Below is a set of records; restate each one word for word.

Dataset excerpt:
┌────────

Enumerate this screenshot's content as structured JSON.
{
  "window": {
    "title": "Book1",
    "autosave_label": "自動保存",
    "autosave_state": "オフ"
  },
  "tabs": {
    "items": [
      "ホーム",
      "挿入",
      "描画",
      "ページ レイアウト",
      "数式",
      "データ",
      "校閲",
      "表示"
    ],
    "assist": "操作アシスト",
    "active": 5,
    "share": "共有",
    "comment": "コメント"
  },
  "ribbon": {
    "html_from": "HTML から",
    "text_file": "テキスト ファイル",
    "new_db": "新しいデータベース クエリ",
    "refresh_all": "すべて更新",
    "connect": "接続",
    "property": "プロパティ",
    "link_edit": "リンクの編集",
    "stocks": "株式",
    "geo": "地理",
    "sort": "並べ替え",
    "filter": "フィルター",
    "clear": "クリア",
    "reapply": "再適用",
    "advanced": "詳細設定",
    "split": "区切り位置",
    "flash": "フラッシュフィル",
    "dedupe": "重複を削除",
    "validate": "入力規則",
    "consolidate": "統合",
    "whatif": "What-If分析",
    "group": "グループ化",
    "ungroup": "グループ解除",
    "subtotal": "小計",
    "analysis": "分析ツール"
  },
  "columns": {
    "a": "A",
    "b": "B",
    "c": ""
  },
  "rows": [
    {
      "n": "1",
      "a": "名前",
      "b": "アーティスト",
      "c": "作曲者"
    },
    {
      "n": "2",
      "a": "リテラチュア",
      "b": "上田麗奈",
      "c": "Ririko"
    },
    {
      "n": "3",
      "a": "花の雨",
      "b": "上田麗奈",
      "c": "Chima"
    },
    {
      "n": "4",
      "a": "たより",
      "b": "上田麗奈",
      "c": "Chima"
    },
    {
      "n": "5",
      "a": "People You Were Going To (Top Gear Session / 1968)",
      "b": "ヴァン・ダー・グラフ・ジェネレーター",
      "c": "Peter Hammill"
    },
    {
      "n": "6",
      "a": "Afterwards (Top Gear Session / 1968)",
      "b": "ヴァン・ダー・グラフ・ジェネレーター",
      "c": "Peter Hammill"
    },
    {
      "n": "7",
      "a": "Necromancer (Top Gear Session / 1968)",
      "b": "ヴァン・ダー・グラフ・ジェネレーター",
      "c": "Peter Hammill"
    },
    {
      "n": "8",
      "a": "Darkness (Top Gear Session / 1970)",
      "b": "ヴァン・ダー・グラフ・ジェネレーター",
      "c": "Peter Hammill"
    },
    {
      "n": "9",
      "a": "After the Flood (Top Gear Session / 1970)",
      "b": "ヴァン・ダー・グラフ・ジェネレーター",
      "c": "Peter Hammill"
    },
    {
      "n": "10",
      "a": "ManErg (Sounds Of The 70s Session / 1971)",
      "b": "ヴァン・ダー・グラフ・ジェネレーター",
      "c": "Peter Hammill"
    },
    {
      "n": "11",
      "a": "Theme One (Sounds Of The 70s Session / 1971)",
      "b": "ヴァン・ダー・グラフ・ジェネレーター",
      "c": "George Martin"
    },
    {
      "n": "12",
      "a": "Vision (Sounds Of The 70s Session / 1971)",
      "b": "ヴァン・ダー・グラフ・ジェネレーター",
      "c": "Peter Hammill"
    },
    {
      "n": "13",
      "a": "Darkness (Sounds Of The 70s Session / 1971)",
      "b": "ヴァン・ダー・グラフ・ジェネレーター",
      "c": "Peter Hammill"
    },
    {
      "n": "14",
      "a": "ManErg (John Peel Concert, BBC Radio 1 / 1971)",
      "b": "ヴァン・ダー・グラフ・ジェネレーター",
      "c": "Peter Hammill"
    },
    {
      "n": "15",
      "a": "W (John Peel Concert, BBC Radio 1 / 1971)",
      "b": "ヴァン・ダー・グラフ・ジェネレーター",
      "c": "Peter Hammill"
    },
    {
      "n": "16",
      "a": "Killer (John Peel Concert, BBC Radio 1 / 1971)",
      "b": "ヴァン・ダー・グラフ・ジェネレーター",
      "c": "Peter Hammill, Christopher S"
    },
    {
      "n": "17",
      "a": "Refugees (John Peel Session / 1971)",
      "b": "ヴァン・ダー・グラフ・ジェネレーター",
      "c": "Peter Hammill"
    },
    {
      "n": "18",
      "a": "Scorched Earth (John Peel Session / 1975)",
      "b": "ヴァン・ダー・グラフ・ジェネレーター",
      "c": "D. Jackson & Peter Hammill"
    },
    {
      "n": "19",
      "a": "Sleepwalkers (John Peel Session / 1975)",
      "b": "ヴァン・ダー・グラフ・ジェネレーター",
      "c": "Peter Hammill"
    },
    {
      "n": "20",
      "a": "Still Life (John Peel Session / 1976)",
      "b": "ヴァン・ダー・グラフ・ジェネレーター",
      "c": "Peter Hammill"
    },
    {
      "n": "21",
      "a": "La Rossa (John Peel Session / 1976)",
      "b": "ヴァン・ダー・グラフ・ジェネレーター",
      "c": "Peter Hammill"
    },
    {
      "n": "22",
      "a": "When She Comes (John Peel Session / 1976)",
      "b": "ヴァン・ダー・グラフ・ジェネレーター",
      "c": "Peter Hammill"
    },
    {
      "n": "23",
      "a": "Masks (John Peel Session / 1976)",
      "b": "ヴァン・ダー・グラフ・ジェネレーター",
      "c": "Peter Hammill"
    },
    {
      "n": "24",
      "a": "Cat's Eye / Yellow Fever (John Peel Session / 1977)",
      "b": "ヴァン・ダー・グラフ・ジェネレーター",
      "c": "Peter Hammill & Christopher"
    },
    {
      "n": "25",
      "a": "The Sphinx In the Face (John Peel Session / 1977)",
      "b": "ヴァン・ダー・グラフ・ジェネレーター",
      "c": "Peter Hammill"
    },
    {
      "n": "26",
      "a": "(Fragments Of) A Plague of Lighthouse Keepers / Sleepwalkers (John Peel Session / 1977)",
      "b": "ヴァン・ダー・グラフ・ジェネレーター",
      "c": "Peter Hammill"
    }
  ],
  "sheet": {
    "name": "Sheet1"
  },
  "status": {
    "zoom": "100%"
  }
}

└────────

> _Exercise solution_:
Enumerate this screenshot's content as structured JSON.
{
  "window": {
    "title": "Book1",
    "autosave_label": "自動保存",
    "autosave_state": "オフ"
  },
  "tabs": {
    "items": [
      "ホーム",
      "挿入",
      "描画",
      "ページ レイアウト",
      "数式",
      "データ",
      "校閲",
      "表示"
    ],
    "assist": "操作アシスト",
    "active": 5,
    "share": "共有",
    "comment": "コメント"
  },
  "ribbon": {
    "html_from": "HTML から",
    "text_file": "テキスト ファイル",
    "new_db": "新しいデータベース クエリ",
    "refresh_all": "すべて更新",
    "connect": "接続",
    "property": "プロパティ",
    "link_edit": "リンクの編集",
    "stocks": "株式",
    "geo": "地理",
    "sort": "並べ替え",
    "filter": "フィルター",
    "clear": "クリア",
    "reapply": "再適用",
    "advanced": "詳細設定",
    "split": "区切り位置",
    "flash": "フラッシュフィル",
    "dedupe": "重複を削除",
    "validate": "入力規則",
    "consolidate": "統合",
    "whatif": "What-If分析",
    "group": "グループ化",
    "ungroup": "グループ解除",
    "subtotal": "小計",
    "analysis": "分析ツール"
  },
  "columns": {
    "a": "A",
    "b": "B",
    "c": ""
  },
  "rows": [
    {
      "n": "1",
      "a": "名前",
      "b": "アーティスト",
      "c": "作曲者"
    },
    {
      "n": "2",
      "a": "リテラチュア",
      "b": "上田麗奈",
      "c": "Ririko"
    },
    {
      "n": "3",
      "a": "花の雨",
      "b": "上田麗奈",
      "c": "Chima"
    },
    {
      "n": "4",
      "a": "たより",
      "b": "上田麗奈",
      "c": "Chima"
    },
    {
      "n": "5",
      "a": "People You Were Going To (Top Gear Session / 1968)",
      "b": "ヴァン・ダー・グラフ・ジェネレーター",
      "c": "Peter Hammill"
    },
    {
      "n": "6",
      "a": "Afterwards (Top Gear Session / 1968)",
      "b": "ヴァン・ダー・グラフ・ジェネレーター",
      "c": "Peter Hammill"
    },
    {
      "n": "7",
      "a": "Necromancer (Top Gear Session / 1968)",
      "b": "ヴァン・ダー・グラフ・ジェネレーター",
      "c": "Peter Hammill"
    },
    {
      "n": "8",
      "a": "Darkness (Top Gear Session / 1970)",
      "b": "ヴァン・ダー・グラフ・ジェネレーター",
      "c": "Peter Hammill"
    },
    {
      "n": "9",
      "a": "After the Flood (Top Gear Session / 1970)",
      "b": "ヴァン・ダー・グラフ・ジェネレーター",
      "c": "Peter Hammill"
    },
    {
      "n": "10",
      "a": "ManErg (Sounds Of The 70s Session / 1971)",
      "b": "ヴァン・ダー・グラフ・ジェネレーター",
      "c": "Peter Hammill"
    },
    {
      "n": "11",
      "a": "Theme One (Sounds Of The 70s Session / 1971)",
      "b": "ヴァン・ダー・グラフ・ジェネレーター",
      "c": "George Martin"
    },
    {
      "n": "12",
      "a": "Vision (Sounds Of The 70s Session / 1971)",
      "b": "ヴァン・ダー・グラフ・ジェネレーター",
      "c": "Peter Hammill"
    },
    {
      "n": "13",
      "a": "Darkness (Sounds Of The 70s Session / 1971)",
      "b": "ヴァン・ダー・グラフ・ジェネレーター",
      "c": "Peter Hammill"
    },
    {
      "n": "14",
      "a": "ManErg (John Peel Concert, BBC Radio 1 / 1971)",
      "b": "ヴァン・ダー・グラフ・ジェネレーター",
      "c": "Peter Hammill"
    },
    {
      "n": "15",
      "a": "W (John Peel Concert, BBC Radio 1 / 1971)",
      "b": "ヴァン・ダー・グラフ・ジェネレーター",
      "c": "Peter Hammill"
    },
    {
      "n": "16",
      "a": "Killer (John Peel Concert, BBC Radio 1 / 1971)",
      "b": "ヴァン・ダー・グラフ・ジェネレーター",
      "c": "Peter Hammill, Christopher S"
    },
    {
      "n": "17",
      "a": "Refugees (John Peel Session / 1971)",
      "b": "ヴァン・ダー・グラフ・ジェネレーター",
      "c": "Peter Hammill"
    },
    {
      "n": "18",
      "a": "Scorched Earth (John Peel Session / 1975)",
      "b": "ヴァン・ダー・グラフ・ジェネレーター",
      "c": "D. Jackson & Peter Hammill"
    },
    {
      "n": "19",
      "a": "Sleepwalkers (John Peel Session / 1975)",
      "b": "ヴァン・ダー・グラフ・ジェネレーター",
      "c": "Peter Hammill"
    },
    {
      "n": "20",
      "a": "Still Life (John Peel Session / 1976)",
      "b": "ヴァン・ダー・グラフ・ジェネレーター",
      "c": "Peter Hammill"
    },
    {
      "n": "21",
      "a": "La Rossa (John Peel Session / 1976)",
      "b": "ヴァン・ダー・グラフ・ジェネレーター",
      "c": "Peter Hammill"
    },
    {
      "n": "22",
      "a": "When She Comes (John Peel Session / 1976)",
      "b": "ヴァン・ダー・グラフ・ジェネレーター",
      "c": "Peter Hammill"
    },
    {
      "n": "23",
      "a": "Masks (John Peel Session / 1976)",
      "b": "ヴァン・ダー・グラフ・ジェネレーター",
      "c": "Peter Hammill"
    },
    {
      "n": "24",
      "a": "Cat's Eye / Yellow Fever (John Peel Session / 1977)",
      "b": "ヴァン・ダー・グラフ・ジェネレーター",
      "c": "Peter Hammill & Christopher"
    },
    {
      "n": "25",
      "a": "The Sphinx In the Face (John Peel Session / 1977)",
      "b": "ヴァン・ダー・グラフ・ジェネレーター",
      "c": "Peter Hammill"
    },
    {
      "n": "26",
      "a": "(Fragments Of) A Plague of Lighthouse Keepers / Sleepwalkers (John Peel Session / 1977)",
      "b": "ヴァン・ダー・グラフ・ジェネレーター",
      "c": "Peter Hammill"
    }
  ],
  "sheet": {
    "name": "Sheet1"
  },
  "status": {
    "zoom": "100%"
  }
}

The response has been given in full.